Brief: Copy out every record below, word for word.

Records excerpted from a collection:
▼
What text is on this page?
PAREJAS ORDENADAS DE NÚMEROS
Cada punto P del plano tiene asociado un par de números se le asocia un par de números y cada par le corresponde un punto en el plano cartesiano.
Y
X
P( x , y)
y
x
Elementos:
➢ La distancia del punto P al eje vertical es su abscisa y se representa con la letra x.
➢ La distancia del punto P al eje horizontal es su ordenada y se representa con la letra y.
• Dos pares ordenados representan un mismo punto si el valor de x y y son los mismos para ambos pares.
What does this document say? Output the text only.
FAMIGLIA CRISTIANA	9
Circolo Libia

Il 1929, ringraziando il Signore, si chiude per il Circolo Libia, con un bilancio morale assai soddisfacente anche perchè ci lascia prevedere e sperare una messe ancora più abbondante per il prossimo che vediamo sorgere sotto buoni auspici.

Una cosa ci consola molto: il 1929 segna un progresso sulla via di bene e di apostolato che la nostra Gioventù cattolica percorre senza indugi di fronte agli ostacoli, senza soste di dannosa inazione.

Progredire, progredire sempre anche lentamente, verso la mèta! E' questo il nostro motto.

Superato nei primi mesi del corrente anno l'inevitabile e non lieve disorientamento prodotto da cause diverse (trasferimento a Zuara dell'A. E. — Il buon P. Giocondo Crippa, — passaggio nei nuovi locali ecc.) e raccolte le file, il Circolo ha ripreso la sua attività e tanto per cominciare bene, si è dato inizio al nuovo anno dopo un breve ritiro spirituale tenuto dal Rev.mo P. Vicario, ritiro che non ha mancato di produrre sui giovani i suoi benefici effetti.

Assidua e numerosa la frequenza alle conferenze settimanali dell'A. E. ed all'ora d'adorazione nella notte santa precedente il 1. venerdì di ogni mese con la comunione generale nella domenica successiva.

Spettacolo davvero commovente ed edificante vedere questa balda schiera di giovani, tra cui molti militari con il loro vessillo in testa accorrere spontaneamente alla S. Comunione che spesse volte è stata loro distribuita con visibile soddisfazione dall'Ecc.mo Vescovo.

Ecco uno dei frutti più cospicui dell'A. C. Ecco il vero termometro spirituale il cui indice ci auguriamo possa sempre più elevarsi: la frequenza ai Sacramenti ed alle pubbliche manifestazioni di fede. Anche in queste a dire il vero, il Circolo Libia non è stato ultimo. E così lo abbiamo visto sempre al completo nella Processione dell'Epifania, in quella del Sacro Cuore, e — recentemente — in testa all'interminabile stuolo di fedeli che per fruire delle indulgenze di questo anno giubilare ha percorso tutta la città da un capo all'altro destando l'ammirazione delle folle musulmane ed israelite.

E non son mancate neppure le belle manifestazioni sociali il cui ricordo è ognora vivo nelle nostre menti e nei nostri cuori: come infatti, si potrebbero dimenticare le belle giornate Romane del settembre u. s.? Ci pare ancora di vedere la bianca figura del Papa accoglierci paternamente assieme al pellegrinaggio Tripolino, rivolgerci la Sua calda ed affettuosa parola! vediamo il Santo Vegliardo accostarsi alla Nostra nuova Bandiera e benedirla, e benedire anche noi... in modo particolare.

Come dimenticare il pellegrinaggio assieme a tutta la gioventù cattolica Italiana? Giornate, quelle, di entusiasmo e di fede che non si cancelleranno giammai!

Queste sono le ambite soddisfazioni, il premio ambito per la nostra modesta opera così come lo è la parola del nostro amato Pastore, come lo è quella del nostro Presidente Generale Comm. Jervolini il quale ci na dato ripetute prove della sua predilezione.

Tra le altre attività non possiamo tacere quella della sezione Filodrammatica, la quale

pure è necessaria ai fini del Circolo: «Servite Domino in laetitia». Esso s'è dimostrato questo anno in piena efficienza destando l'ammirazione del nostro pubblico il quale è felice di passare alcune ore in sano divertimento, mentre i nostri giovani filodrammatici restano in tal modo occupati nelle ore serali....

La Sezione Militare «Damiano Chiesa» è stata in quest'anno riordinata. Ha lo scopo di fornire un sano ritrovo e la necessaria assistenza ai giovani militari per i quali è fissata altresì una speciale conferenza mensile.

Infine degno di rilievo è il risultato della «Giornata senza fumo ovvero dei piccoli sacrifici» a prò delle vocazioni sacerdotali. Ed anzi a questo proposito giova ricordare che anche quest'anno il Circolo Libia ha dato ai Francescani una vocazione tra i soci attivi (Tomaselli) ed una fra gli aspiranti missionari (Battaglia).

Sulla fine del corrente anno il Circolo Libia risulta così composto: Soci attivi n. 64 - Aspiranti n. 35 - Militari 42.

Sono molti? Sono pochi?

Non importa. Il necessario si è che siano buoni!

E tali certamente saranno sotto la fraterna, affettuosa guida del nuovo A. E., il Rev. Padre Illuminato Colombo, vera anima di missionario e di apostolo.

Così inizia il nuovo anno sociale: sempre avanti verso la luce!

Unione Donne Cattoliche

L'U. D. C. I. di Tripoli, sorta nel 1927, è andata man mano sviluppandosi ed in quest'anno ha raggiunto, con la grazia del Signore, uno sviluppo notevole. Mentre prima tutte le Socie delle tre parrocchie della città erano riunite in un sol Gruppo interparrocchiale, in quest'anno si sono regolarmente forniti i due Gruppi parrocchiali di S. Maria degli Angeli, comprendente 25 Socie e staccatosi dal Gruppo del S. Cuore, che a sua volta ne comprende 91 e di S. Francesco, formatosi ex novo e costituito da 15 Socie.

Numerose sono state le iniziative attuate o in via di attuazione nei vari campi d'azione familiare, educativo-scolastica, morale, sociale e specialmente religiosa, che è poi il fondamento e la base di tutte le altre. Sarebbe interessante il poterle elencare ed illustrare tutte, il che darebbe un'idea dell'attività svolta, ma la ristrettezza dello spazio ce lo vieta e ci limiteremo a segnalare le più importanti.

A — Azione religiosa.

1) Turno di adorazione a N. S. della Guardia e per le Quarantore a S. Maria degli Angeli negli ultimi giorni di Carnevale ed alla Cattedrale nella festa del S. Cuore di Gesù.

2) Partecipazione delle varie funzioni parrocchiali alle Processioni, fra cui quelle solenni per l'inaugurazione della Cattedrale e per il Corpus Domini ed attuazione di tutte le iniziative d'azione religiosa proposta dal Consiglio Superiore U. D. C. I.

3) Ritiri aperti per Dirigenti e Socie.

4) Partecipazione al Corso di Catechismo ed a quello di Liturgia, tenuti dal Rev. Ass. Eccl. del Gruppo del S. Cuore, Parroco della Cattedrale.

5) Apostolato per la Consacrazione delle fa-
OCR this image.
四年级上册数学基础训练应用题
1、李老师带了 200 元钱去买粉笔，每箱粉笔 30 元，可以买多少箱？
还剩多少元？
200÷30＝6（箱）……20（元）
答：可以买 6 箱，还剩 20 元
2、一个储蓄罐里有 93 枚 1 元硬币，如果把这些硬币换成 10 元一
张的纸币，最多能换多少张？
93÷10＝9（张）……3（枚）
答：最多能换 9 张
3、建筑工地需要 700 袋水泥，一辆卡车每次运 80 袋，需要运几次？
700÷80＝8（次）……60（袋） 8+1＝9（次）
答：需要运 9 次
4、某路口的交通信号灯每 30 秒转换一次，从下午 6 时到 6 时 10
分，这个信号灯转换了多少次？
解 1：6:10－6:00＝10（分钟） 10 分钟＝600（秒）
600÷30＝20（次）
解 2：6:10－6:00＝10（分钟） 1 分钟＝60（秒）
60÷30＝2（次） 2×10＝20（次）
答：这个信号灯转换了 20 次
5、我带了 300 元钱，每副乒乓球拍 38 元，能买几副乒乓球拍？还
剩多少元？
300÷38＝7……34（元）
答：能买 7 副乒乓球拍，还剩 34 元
▲
Written answer:
What text is on this page?
PAREJAS ORDENADAS DE NÚMEROS
Cada punto P del plano tiene asociado un par de números se le asocia un par de números y cada par le corresponde un punto en el plano cartesiano.
Y
X
P( x , y)
y
x
Elementos:
➢ La distancia del punto P al eje vertical es su abscisa y se representa con la letra x.
➢ La distancia del punto P al eje horizontal es su ordenada y se representa con la letra y.
• Dos pares ordenados representan un mismo punto si el valor de x y y son los mismos para ambos pares.
What does this document say? Output the text only.
FAMIGLIA CRISTIANA	9
Circolo Libia

Il 1929, ringraziando il Signore, si chiude per il Circolo Libia, con un bilancio morale assai soddisfacente anche perchè ci lascia prevedere e sperare una messe ancora più abbondante per il prossimo che vediamo sorgere sotto buoni auspici.

Una cosa ci consola molto: il 1929 segna un progresso sulla via di bene e di apostolato che la nostra Gioventù cattolica percorre senza indugi di fronte agli ostacoli, senza soste di dannosa inazione.

Progredire, progredire sempre anche lentamente, verso la mèta! E' questo il nostro motto.

Superato nei primi mesi del corrente anno l'inevitabile e non lieve disorientamento prodotto da cause diverse (trasferimento a Zuara dell'A. E. — Il buon P. Giocondo Crippa, — passaggio nei nuovi locali ecc.) e raccolte le file, il Circolo ha ripreso la sua attività e tanto per cominciare bene, si è dato inizio al nuovo anno dopo un breve ritiro spirituale tenuto dal Rev.mo P. Vicario, ritiro che non ha mancato di produrre sui giovani i suoi benefici effetti.

Assidua e numerosa la frequenza alle conferenze settimanali dell'A. E. ed all'ora d'adorazione nella notte santa precedente il 1. venerdì di ogni mese con la comunione generale nella domenica successiva.

Spettacolo davvero commovente ed edificante vedere questa balda schiera di giovani, tra cui molti militari con il loro vessillo in testa accorrere spontaneamente alla S. Comunione che spesse volte è stata loro distribuita con visibile soddisfazione dall'Ecc.mo Vescovo.

Ecco uno dei frutti più cospicui dell'A. C. Ecco il vero termometro spirituale il cui indice ci auguriamo possa sempre più elevarsi: la frequenza ai Sacramenti ed alle pubbliche manifestazioni di fede. Anche in queste a dire il vero, il Circolo Libia non è stato ultimo. E così lo abbiamo visto sempre al completo nella Processione dell'Epifania, in quella del Sacro Cuore, e — recentemente — in testa all'interminabile stuolo di fedeli che per fruire delle indulgenze di questo anno giubilare ha percorso tutta la città da un capo all'altro destando l'ammirazione delle folle musulmane ed israelite.

E non son mancate neppure le belle manifestazioni sociali il cui ricordo è ognora vivo nelle nostre menti e nei nostri cuori: come infatti, si potrebbero dimenticare le belle giornate Romane del settembre u. s.? Ci pare ancora di vedere la bianca figura del Papa accoglierci paternamente assieme al pellegrinaggio Tripolino, rivolgerci la Sua calda ed affettuosa parola! vediamo il Santo Vegliardo accostarsi alla Nostra nuova Bandiera e benedirla, e benedire anche noi... in modo particolare.

Come dimenticare il pellegrinaggio assieme a tutta la gioventù cattolica Italiana? Giornate, quelle, di entusiasmo e di fede che non si cancelleranno giammai!

Queste sono le ambite soddisfazioni, il premio ambito per la nostra modesta opera così come lo è la parola del nostro amato Pastore, come lo è quella del nostro Presidente Generale Comm. Jervolini il quale ci na dato ripetute prove della sua predilezione.

Tra le altre attività non possiamo tacere quella della sezione Filodrammatica, la quale

pure è necessaria ai fini del Circolo: «Servite Domino in laetitia». Esso s'è dimostrato questo anno in piena efficienza destando l'ammirazione del nostro pubblico il quale è felice di passare alcune ore in sano divertimento, mentre i nostri giovani filodrammatici restano in tal modo occupati nelle ore serali....

La Sezione Militare «Damiano Chiesa» è stata in quest'anno riordinata. Ha lo scopo di fornire un sano ritrovo e la necessaria assistenza ai giovani militari per i quali è fissata altresì una speciale conferenza mensile.

Infine degno di rilievo è il risultato della «Giornata senza fumo ovvero dei piccoli sacrifici» a prò delle vocazioni sacerdotali. Ed anzi a questo proposito giova ricordare che anche quest'anno il Circolo Libia ha dato ai Francescani una vocazione tra i soci attivi (Tomaselli) ed una fra gli aspiranti missionari (Battaglia).

Sulla fine del corrente anno il Circolo Libia risulta così composto: Soci attivi n. 64 - Aspiranti n. 35 - Militari 42.

Sono molti? Sono pochi?

Non importa. Il necessario si è che siano buoni!

E tali certamente saranno sotto la fraterna, affettuosa guida del nuovo A. E., il Rev. Padre Illuminato Colombo, vera anima di missionario e di apostolo.

Così inizia il nuovo anno sociale: sempre avanti verso la luce!

Unione Donne Cattoliche

L'U. D. C. I. di Tripoli, sorta nel 1927, è andata man mano sviluppandosi ed in quest'anno ha raggiunto, con la grazia del Signore, uno sviluppo notevole. Mentre prima tutte le Socie delle tre parrocchie della città erano riunite in un sol Gruppo interparrocchiale, in quest'anno si sono regolarmente forniti i due Gruppi parrocchiali di S. Maria degli Angeli, comprendente 25 Socie e staccatosi dal Gruppo del S. Cuore, che a sua volta ne comprende 91 e di S. Francesco, formatosi ex novo e costituito da 15 Socie.

Numerose sono state le iniziative attuate o in via di attuazione nei vari campi d'azione familiare, educativo-scolastica, morale, sociale e specialmente religiosa, che è poi il fondamento e la base di tutte le altre. Sarebbe interessante il poterle elencare ed illustrare tutte, il che darebbe un'idea dell'attività svolta, ma la ristrettezza dello spazio ce lo vieta e ci limiteremo a segnalare le più importanti.

A — Azione religiosa.

1) Turno di adorazione a N. S. della Guardia e per le Quarantore a S. Maria degli Angeli negli ultimi giorni di Carnevale ed alla Cattedrale nella festa del S. Cuore di Gesù.

2) Partecipazione delle varie funzioni parrocchiali alle Processioni, fra cui quelle solenni per l'inaugurazione della Cattedrale e per il Corpus Domini ed attuazione di tutte le iniziative d'azione religiosa proposta dal Consiglio Superiore U. D. C. I.

3) Ritiri aperti per Dirigenti e Socie.

4) Partecipazione al Corso di Catechismo ed a quello di Liturgia, tenuti dal Rev. Ass. Eccl. del Gruppo del S. Cuore, Parroco della Cattedrale.

5) Apostolato per la Consacrazione delle fa-
OCR this image.
四年级上册数学基础训练应用题
1、李老师带了 200 元钱去买粉笔，每箱粉笔 30 元，可以买多少箱？
还剩多少元？
200÷30＝6（箱）……20（元）
答：可以买 6 箱，还剩 20 元
2、一个储蓄罐里有 93 枚 1 元硬币，如果把这些硬币换成 10 元一
张的纸币，最多能换多少张？
93÷10＝9（张）……3（枚）
答：最多能换 9 张
3、建筑工地需要 700 袋水泥，一辆卡车每次运 80 袋，需要运几次？
700÷80＝8（次）……60（袋） 8+1＝9（次）
答：需要运 9 次
4、某路口的交通信号灯每 30 秒转换一次，从下午 6 时到 6 时 10
分，这个信号灯转换了多少次？
解 1：6:10－6:00＝10（分钟） 10 分钟＝600（秒）
600÷30＝20（次）
解 2：6:10－6:00＝10（分钟） 1 分钟＝60（秒）
60÷30＝2（次） 2×10＝20（次）
答：这个信号灯转换了 20 次
5、我带了 300 元钱，每副乒乓球拍 38 元，能买几副乒乓球拍？还
剩多少元？
300÷38＝7……34（元）
答：能买 7 副乒乓球拍，还剩 34 元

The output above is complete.